- [WHAT TO DO] Can the data below be echoed back word for word?

** start of SUPPLIED RECORDS **

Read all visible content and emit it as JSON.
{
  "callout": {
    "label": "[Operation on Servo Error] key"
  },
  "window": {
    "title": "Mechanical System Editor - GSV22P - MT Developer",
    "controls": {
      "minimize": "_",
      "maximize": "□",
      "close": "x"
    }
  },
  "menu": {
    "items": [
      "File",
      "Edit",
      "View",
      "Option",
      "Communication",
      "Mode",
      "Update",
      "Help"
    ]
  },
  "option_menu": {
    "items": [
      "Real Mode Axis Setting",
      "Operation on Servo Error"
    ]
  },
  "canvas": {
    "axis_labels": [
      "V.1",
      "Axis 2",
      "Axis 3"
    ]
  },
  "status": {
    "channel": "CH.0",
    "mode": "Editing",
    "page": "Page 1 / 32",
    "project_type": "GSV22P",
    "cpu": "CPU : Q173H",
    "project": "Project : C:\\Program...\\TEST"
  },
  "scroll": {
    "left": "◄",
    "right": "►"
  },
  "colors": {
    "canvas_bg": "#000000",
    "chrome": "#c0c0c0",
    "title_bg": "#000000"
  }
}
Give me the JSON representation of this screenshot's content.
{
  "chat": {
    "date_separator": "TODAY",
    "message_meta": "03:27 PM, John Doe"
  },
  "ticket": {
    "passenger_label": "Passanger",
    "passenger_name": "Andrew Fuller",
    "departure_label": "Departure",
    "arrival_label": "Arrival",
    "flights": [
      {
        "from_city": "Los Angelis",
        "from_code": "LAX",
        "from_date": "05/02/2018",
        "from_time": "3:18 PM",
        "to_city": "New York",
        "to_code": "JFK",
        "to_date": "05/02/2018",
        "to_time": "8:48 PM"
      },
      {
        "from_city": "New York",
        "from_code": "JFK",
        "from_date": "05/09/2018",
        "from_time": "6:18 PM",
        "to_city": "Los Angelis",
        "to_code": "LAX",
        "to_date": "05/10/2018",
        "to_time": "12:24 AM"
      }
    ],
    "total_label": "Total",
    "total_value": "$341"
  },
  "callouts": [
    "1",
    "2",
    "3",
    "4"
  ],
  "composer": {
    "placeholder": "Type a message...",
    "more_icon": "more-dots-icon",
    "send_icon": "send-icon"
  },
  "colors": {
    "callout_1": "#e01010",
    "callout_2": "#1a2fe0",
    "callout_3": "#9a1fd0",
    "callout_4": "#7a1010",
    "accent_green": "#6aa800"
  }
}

** end of SUPPLIED RECORDS **

- [CORRECT OUTPUT]
Read all visible content and emit it as JSON.
{
  "callout": {
    "label": "[Operation on Servo Error] key"
  },
  "window": {
    "title": "Mechanical System Editor - GSV22P - MT Developer",
    "controls": {
      "minimize": "_",
      "maximize": "□",
      "close": "x"
    }
  },
  "menu": {
    "items": [
      "File",
      "Edit",
      "View",
      "Option",
      "Communication",
      "Mode",
      "Update",
      "Help"
    ]
  },
  "option_menu": {
    "items": [
      "Real Mode Axis Setting",
      "Operation on Servo Error"
    ]
  },
  "canvas": {
    "axis_labels": [
      "V.1",
      "Axis 2",
      "Axis 3"
    ]
  },
  "status": {
    "channel": "CH.0",
    "mode": "Editing",
    "page": "Page 1 / 32",
    "project_type": "GSV22P",
    "cpu": "CPU : Q173H",
    "project": "Project : C:\\Program...\\TEST"
  },
  "scroll": {
    "left": "◄",
    "right": "►"
  },
  "colors": {
    "canvas_bg": "#000000",
    "chrome": "#c0c0c0",
    "title_bg": "#000000"
  }
}
Give me the JSON representation of this screenshot's content.
{
  "chat": {
    "date_separator": "TODAY",
    "message_meta": "03:27 PM, John Doe"
  },
  "ticket": {
    "passenger_label": "Passanger",
    "passenger_name": "Andrew Fuller",
    "departure_label": "Departure",
    "arrival_label": "Arrival",
    "flights": [
      {
        "from_city": "Los Angelis",
        "from_code": "LAX",
        "from_date": "05/02/2018",
        "from_time": "3:18 PM",
        "to_city": "New York",
        "to_code": "JFK",
        "to_date": "05/02/2018",
        "to_time": "8:48 PM"
      },
      {
        "from_city": "New York",
        "from_code": "JFK",
        "from_date": "05/09/2018",
        "from_time": "6:18 PM",
        "to_city": "Los Angelis",
        "to_code": "LAX",
        "to_date": "05/10/2018",
        "to_time": "12:24 AM"
      }
    ],
    "total_label": "Total",
    "total_value": "$341"
  },
  "callouts": [
    "1",
    "2",
    "3",
    "4"
  ],
  "composer": {
    "placeholder": "Type a message...",
    "more_icon": "more-dots-icon",
    "send_icon": "send-icon"
  },
  "colors": {
    "callout_1": "#e01010",
    "callout_2": "#1a2fe0",
    "callout_3": "#9a1fd0",
    "callout_4": "#7a1010",
    "accent_green": "#6aa800"
  }
}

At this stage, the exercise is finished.